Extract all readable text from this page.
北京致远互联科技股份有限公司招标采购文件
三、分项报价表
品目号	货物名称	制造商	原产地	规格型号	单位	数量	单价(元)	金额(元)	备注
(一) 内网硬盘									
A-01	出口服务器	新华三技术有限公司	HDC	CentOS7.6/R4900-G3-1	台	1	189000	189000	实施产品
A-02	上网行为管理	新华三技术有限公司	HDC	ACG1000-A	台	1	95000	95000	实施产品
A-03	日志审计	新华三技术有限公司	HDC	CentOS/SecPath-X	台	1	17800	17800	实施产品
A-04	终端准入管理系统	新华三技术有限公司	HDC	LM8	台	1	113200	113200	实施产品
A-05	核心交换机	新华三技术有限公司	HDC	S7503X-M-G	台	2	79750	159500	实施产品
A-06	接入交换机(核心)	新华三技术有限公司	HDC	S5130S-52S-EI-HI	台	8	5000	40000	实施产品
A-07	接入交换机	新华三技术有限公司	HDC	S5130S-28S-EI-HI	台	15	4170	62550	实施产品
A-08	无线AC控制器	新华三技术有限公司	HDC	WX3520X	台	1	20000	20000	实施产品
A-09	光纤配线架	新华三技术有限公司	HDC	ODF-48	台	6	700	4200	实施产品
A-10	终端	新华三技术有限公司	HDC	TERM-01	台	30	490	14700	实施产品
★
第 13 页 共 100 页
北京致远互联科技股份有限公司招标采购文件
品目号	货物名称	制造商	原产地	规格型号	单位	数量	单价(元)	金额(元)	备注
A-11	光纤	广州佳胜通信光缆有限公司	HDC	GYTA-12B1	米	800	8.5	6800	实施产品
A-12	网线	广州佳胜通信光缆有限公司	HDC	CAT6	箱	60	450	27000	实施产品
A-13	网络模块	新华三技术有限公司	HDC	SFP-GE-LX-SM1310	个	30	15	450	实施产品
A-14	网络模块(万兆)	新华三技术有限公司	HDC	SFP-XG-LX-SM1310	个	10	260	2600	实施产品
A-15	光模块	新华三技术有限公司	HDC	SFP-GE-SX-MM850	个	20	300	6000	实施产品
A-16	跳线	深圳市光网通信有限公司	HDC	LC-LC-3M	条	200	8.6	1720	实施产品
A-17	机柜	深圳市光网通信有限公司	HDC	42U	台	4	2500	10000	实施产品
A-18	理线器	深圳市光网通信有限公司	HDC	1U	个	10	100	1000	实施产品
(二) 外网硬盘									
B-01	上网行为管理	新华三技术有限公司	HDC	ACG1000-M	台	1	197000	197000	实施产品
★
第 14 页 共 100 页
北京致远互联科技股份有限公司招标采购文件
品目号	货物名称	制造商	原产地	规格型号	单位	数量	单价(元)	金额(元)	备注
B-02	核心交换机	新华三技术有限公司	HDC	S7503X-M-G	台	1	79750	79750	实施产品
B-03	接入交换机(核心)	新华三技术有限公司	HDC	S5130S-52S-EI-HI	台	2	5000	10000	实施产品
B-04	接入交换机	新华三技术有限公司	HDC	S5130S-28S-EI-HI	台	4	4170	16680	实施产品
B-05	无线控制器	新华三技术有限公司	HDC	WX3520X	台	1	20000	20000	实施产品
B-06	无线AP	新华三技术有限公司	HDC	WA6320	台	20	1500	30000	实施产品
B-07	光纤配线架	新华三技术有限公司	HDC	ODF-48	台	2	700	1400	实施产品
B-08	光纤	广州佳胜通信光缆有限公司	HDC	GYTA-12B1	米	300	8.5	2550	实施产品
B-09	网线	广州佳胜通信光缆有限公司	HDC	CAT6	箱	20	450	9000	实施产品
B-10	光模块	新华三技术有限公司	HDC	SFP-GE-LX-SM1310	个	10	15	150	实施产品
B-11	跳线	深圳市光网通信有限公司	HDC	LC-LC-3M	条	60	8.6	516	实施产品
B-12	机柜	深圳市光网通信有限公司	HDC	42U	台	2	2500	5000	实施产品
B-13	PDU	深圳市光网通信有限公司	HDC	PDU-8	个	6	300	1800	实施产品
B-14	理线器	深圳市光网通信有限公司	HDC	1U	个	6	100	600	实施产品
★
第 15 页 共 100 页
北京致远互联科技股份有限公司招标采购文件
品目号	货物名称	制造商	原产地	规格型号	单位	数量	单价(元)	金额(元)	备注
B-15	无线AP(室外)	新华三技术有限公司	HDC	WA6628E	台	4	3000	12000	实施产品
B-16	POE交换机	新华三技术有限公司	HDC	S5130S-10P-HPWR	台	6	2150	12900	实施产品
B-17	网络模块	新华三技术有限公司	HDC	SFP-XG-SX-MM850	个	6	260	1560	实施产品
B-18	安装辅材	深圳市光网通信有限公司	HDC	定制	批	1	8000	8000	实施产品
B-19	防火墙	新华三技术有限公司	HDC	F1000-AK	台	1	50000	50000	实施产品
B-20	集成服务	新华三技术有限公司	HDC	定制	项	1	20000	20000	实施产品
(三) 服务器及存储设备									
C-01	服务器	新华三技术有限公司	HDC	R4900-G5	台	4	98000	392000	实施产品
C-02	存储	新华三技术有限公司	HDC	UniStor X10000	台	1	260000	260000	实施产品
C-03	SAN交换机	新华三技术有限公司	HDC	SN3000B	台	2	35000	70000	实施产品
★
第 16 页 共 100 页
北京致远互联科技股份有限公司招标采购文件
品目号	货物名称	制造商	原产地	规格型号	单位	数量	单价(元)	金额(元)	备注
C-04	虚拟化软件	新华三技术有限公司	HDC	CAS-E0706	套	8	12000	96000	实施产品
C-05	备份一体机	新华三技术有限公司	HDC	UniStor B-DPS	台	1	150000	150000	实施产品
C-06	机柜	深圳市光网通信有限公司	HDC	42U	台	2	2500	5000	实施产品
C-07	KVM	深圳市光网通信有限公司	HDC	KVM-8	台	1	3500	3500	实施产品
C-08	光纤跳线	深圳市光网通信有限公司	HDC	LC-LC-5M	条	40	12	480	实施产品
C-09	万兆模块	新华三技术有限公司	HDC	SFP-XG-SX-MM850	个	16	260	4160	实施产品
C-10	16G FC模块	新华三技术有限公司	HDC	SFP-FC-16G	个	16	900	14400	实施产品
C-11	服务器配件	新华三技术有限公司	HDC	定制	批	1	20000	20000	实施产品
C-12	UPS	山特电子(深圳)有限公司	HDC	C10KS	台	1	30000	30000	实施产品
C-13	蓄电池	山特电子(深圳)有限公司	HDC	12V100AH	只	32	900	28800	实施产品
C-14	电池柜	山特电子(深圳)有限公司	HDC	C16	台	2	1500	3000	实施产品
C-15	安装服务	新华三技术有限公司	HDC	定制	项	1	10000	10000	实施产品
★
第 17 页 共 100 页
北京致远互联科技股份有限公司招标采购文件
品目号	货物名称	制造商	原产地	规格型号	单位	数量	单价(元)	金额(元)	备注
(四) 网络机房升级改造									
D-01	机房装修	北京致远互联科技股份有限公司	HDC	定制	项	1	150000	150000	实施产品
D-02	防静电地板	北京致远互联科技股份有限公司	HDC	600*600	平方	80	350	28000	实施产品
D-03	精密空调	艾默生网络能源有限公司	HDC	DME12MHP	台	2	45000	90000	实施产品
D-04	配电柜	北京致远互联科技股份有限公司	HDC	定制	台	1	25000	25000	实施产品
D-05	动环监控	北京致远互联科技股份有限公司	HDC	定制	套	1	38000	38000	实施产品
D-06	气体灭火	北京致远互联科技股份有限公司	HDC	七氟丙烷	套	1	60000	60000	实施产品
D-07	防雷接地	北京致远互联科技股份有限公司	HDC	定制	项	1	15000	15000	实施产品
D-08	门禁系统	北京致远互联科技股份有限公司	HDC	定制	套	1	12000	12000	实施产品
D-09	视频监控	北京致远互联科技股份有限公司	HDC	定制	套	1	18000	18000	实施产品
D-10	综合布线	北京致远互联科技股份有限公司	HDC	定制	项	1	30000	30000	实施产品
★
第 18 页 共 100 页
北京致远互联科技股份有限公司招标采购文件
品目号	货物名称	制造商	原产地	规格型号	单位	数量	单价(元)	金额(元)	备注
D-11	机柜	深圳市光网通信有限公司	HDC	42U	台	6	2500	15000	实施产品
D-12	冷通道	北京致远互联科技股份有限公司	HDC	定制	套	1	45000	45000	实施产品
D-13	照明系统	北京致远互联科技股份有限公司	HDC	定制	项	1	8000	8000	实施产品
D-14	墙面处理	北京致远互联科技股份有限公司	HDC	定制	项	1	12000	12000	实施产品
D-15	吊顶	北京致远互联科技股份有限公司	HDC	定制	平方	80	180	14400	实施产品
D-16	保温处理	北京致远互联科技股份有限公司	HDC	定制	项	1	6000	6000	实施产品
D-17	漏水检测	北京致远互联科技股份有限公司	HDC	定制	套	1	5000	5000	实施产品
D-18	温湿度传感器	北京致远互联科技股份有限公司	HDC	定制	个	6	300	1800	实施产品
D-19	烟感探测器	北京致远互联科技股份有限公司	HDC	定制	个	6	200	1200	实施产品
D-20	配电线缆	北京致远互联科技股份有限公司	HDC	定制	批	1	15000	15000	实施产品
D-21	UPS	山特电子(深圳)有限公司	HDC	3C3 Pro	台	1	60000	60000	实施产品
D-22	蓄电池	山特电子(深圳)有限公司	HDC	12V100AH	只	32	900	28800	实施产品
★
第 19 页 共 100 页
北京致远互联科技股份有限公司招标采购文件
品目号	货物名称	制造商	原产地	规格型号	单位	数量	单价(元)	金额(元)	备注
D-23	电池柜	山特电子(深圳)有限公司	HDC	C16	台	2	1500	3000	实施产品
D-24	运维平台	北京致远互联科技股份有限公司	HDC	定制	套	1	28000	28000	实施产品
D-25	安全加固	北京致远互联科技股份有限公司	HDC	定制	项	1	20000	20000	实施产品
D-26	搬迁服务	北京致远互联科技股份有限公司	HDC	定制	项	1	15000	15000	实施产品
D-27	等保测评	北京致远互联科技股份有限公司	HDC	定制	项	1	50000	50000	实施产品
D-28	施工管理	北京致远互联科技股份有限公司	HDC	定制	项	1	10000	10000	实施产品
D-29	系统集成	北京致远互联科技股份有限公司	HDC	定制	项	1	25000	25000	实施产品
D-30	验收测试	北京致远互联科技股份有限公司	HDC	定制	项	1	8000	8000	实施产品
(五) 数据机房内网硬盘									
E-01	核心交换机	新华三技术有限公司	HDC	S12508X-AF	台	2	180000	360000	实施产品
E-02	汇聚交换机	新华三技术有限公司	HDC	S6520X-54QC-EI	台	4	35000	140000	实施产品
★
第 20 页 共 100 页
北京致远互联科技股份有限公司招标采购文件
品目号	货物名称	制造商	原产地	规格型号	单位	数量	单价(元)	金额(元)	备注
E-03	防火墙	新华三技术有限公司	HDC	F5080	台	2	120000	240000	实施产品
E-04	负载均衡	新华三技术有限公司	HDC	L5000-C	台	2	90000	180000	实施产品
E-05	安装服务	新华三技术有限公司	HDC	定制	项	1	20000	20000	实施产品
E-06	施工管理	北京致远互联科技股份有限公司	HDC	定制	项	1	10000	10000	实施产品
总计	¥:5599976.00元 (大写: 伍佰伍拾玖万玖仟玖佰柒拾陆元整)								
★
===============
## EXERCISE PROMPT
Identify every line holding the word "安装服务" and copy it out.

## SOLUTION FOR THIS PROBLEM
C-15	安装服务	新华三技术有限公司	HDC	定制	项	1	10000	10000	实施产品
E-05	安装服务	新华三技术有限公司	HDC	定制	项	1	20000	20000	实施产品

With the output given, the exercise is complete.